● **Records for the task**

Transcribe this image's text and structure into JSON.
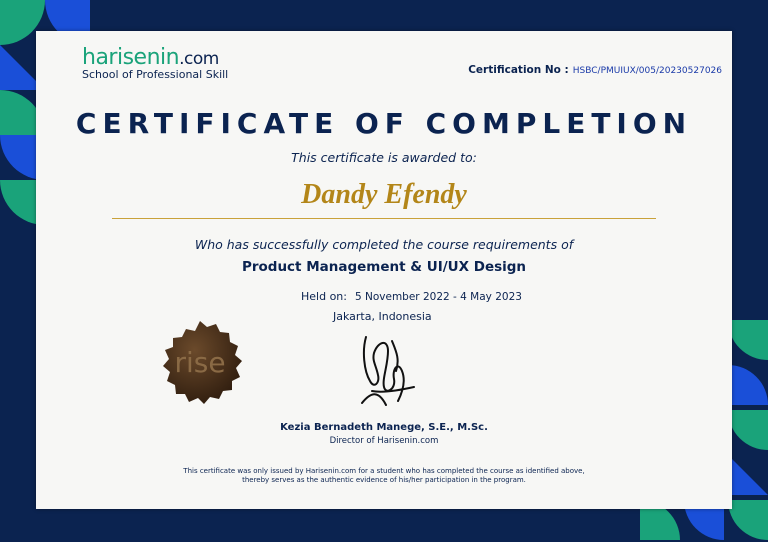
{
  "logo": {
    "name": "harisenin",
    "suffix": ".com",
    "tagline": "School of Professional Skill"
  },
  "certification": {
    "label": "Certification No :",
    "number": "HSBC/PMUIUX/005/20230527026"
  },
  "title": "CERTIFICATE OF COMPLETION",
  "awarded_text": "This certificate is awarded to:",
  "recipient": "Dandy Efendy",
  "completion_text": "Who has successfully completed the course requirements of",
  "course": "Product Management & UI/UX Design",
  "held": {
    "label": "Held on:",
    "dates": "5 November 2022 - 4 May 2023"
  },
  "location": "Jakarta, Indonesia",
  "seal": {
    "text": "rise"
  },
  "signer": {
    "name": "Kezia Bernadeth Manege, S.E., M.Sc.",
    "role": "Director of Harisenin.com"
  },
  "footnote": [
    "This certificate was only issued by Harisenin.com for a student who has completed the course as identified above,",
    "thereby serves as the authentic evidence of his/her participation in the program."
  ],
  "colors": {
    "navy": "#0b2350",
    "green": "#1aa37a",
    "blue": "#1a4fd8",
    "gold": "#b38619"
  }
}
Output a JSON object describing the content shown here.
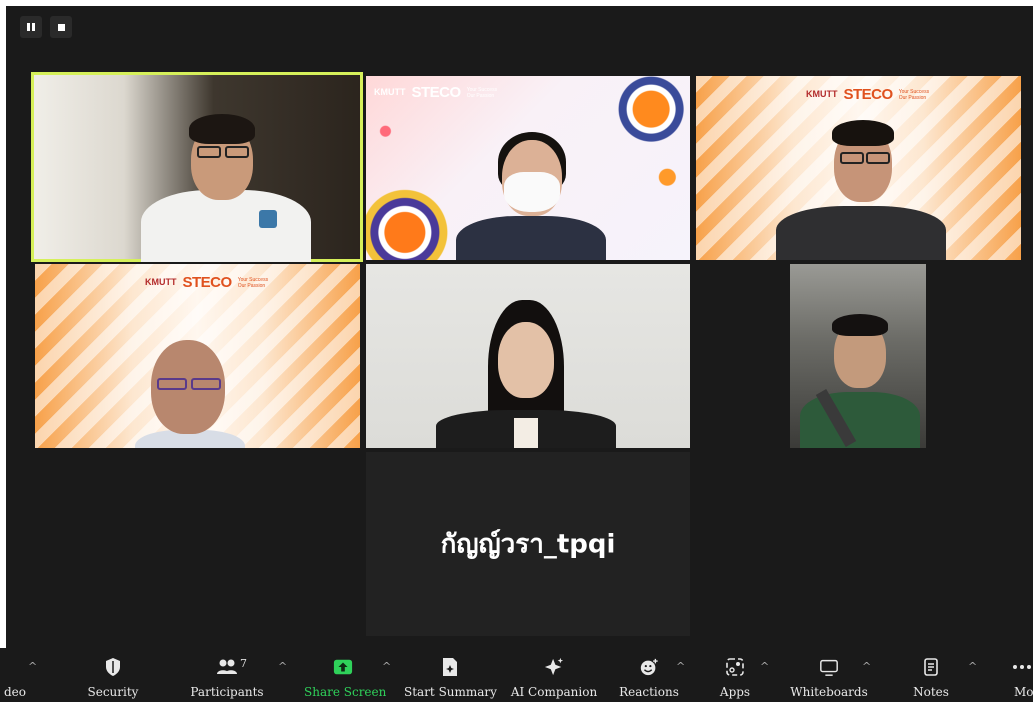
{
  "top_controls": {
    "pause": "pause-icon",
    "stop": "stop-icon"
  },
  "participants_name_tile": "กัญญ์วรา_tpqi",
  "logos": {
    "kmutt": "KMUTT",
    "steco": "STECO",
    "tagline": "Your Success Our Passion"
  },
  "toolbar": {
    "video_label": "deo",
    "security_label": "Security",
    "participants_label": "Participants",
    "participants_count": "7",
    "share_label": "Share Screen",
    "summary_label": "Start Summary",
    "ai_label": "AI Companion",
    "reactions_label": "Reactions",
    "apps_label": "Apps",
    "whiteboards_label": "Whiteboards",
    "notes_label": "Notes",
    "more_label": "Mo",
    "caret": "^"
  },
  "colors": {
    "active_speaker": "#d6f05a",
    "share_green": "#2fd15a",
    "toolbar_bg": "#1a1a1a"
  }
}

● **Written instruction**
Every line in the data that holds "tagline" should be copied out.

● **Exercise output**
    "tagline": "School of Professional Skill"
    "tagline": "Your Success Our Passion"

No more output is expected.